Keep only the lines of the listing that include the word "loam", and copy them.
— Start of Task data —
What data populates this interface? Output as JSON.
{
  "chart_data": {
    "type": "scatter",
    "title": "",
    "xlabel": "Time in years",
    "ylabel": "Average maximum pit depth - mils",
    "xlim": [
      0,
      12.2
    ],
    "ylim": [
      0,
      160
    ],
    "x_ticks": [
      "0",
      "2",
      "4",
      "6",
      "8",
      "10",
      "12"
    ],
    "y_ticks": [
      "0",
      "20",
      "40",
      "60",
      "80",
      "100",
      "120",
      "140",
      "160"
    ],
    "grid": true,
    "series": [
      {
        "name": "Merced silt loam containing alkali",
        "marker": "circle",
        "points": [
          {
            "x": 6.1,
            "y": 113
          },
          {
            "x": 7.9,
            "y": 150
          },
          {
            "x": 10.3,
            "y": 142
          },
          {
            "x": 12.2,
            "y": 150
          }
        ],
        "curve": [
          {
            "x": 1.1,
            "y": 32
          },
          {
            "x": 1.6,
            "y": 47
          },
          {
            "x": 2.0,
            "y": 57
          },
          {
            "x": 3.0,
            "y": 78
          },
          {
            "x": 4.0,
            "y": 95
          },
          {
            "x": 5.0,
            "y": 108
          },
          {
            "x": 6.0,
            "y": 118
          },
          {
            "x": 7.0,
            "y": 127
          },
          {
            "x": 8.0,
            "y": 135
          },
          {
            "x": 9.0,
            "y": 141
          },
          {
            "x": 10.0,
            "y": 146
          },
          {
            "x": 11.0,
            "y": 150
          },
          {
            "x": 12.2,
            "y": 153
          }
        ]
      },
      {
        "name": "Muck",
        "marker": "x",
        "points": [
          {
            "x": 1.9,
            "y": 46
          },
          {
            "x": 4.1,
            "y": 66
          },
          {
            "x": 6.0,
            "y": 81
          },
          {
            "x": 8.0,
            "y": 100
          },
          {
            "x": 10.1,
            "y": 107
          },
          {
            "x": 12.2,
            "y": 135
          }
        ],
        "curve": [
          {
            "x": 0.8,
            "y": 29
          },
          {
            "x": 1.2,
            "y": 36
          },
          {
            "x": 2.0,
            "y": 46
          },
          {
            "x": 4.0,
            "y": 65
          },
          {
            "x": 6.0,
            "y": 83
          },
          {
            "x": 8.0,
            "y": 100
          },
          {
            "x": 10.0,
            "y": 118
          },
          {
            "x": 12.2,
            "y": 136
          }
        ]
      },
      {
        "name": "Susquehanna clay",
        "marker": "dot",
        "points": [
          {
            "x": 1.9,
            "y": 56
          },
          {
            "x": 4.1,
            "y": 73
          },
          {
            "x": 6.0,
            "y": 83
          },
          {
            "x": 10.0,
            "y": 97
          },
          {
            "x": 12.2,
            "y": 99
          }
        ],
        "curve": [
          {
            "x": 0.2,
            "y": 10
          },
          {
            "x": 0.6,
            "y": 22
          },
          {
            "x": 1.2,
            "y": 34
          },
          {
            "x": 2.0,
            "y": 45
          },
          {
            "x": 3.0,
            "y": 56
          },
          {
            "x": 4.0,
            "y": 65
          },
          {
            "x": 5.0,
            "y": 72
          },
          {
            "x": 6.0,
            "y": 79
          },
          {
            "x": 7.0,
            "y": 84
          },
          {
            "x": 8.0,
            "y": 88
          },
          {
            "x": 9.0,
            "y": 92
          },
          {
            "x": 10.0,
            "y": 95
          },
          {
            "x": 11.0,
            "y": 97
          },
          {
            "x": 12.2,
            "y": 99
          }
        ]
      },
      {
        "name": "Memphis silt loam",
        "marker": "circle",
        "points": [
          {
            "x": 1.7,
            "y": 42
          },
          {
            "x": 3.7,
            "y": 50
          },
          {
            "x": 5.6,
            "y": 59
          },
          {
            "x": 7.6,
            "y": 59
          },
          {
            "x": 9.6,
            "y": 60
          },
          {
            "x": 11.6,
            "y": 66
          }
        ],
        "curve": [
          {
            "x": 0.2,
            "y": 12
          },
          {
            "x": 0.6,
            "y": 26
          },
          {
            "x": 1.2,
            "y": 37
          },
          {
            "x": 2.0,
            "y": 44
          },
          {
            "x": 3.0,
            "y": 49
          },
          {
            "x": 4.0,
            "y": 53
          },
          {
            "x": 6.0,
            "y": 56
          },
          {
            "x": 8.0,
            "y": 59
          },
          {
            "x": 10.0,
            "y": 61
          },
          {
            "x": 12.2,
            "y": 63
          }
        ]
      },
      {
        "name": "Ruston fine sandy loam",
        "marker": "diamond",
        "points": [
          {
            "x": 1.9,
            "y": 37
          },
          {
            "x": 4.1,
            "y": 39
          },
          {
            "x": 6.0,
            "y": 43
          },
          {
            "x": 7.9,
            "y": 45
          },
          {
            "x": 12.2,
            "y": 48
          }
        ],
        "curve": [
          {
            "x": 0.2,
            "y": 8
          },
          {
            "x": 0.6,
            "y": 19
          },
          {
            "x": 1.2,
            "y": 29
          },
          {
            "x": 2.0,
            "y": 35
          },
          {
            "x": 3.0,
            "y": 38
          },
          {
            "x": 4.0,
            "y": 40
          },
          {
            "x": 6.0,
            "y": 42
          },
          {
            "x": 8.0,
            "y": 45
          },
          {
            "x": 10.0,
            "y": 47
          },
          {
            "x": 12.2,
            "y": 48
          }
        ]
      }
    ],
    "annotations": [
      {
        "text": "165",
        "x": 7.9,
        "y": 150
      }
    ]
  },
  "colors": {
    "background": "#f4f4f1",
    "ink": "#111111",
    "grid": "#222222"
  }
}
— End of Task data —
Solution
        "name": "Merced silt loam containing alkali",
        "name": "Memphis silt loam",
        "name": "Ruston fine sandy loam",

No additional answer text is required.